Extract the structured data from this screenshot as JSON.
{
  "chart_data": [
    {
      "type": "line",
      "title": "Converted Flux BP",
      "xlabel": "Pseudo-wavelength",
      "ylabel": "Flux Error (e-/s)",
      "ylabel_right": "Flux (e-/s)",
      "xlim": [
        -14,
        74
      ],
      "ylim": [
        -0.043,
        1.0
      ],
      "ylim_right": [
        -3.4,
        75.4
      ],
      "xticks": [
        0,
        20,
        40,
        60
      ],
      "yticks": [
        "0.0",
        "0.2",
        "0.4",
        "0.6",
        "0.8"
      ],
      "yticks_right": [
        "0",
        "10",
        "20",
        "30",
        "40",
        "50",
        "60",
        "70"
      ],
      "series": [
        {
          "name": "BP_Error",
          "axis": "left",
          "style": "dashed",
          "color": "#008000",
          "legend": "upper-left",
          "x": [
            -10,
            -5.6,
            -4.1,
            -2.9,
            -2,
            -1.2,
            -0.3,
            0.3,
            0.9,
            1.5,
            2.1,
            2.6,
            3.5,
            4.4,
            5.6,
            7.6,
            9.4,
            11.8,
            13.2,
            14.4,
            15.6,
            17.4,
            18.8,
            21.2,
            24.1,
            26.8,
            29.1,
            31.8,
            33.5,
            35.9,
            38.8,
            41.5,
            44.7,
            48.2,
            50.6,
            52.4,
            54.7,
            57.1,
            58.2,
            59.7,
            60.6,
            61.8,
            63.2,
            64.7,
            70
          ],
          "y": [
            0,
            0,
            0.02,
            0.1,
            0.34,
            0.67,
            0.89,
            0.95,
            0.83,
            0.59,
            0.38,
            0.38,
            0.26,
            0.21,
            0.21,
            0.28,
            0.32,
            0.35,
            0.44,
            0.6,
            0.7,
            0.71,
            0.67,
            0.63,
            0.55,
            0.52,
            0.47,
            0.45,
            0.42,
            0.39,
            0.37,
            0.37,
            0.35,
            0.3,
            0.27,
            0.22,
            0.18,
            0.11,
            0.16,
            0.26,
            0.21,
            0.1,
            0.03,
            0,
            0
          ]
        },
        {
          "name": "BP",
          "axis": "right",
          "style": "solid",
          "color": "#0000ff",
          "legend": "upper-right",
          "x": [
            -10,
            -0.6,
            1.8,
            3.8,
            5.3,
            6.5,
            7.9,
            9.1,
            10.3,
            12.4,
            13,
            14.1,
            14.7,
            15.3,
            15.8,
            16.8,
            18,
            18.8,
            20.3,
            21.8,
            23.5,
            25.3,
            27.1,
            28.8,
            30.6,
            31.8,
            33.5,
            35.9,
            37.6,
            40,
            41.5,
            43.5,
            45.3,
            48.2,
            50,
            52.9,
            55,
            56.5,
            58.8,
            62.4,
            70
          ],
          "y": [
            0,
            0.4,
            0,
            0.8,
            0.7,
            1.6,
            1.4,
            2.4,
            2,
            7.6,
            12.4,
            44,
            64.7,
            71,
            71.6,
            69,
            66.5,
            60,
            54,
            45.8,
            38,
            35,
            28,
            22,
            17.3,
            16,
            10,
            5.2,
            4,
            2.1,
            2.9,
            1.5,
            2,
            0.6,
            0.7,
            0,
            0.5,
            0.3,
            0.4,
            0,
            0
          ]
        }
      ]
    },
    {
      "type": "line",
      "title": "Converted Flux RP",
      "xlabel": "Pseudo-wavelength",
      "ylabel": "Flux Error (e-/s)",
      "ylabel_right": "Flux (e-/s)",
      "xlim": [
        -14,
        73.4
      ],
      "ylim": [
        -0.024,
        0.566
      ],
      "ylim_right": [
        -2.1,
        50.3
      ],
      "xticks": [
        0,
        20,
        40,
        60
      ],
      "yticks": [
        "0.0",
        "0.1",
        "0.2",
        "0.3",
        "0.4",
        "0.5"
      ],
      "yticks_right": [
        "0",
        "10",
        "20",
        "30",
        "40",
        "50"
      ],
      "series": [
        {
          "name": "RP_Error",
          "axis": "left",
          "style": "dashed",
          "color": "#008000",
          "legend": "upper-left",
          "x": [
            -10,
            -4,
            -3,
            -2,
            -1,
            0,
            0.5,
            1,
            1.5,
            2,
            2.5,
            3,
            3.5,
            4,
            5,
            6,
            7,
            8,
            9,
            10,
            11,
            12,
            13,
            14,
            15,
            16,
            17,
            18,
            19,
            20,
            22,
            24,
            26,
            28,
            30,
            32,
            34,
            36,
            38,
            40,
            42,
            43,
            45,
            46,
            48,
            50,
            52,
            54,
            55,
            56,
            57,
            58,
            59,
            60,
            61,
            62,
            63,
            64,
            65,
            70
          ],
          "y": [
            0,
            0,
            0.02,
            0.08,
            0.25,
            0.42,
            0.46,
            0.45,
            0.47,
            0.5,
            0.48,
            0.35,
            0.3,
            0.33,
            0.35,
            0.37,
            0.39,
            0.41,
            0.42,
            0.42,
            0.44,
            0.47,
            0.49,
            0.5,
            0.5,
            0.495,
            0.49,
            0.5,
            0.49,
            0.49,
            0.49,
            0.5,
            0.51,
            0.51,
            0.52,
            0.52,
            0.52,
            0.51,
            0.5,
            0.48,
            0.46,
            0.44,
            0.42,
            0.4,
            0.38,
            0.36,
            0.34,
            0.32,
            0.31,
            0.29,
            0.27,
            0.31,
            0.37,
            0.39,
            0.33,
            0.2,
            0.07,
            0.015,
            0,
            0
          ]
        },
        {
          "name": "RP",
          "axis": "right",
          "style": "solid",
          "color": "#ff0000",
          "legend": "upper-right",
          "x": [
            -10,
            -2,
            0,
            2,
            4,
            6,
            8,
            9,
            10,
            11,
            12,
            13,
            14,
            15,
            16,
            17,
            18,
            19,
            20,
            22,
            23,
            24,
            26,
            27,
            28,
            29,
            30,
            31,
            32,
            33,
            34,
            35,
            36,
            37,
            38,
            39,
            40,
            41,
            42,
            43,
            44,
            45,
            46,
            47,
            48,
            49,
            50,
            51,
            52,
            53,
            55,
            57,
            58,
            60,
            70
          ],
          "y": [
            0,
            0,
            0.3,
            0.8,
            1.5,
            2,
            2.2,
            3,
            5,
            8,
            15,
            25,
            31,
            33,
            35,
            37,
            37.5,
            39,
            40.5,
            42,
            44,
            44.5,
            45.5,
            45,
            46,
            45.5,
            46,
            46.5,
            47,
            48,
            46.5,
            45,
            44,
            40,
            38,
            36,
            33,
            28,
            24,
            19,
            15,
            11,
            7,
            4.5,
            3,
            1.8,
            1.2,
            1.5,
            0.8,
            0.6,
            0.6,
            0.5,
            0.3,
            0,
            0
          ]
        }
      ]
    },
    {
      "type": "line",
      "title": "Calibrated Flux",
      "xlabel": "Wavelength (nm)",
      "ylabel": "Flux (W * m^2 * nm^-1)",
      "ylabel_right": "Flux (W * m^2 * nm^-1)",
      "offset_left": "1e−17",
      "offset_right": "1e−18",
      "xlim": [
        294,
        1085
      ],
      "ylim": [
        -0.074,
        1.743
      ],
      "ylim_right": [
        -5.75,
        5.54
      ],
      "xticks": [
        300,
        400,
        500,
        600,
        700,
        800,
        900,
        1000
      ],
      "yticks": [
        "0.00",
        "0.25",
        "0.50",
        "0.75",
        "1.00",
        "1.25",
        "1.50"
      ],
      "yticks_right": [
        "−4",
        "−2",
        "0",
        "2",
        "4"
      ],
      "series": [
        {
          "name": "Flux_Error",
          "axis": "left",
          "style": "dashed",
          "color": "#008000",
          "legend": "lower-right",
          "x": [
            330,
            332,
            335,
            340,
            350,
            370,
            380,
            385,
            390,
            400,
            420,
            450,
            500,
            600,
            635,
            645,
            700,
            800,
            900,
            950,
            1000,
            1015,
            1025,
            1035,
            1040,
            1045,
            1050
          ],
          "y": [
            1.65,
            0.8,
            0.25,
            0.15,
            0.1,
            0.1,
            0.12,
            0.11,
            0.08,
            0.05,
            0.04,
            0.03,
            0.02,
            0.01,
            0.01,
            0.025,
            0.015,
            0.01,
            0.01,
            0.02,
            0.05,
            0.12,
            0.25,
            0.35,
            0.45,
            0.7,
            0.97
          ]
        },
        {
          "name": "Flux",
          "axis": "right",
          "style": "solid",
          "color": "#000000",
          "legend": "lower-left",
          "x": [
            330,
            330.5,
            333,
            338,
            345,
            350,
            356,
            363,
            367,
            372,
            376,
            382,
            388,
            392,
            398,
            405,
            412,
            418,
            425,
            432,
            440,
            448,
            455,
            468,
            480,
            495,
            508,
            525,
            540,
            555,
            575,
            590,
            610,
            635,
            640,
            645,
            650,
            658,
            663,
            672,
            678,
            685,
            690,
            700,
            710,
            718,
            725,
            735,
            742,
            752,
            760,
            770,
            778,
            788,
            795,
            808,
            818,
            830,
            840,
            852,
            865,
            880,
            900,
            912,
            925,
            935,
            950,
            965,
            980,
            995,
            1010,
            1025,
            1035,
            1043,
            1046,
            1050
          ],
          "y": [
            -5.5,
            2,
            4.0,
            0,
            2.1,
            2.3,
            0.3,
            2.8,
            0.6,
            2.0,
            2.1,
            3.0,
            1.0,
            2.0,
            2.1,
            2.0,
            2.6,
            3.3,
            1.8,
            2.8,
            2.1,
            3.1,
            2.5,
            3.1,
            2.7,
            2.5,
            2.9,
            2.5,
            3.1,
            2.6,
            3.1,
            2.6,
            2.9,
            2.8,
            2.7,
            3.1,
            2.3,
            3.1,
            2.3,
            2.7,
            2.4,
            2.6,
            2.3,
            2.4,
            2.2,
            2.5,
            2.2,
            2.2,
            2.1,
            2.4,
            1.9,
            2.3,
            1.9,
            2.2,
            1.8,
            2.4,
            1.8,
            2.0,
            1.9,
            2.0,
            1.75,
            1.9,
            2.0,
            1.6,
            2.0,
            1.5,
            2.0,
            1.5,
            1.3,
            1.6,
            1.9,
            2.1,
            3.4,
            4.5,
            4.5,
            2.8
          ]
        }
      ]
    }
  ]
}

WORK INSTRUCTIONS:
How many lines of the data contain the word "Converted"? Answer with the number alone.

RESPONSE FOR THIS EXERCISE:
2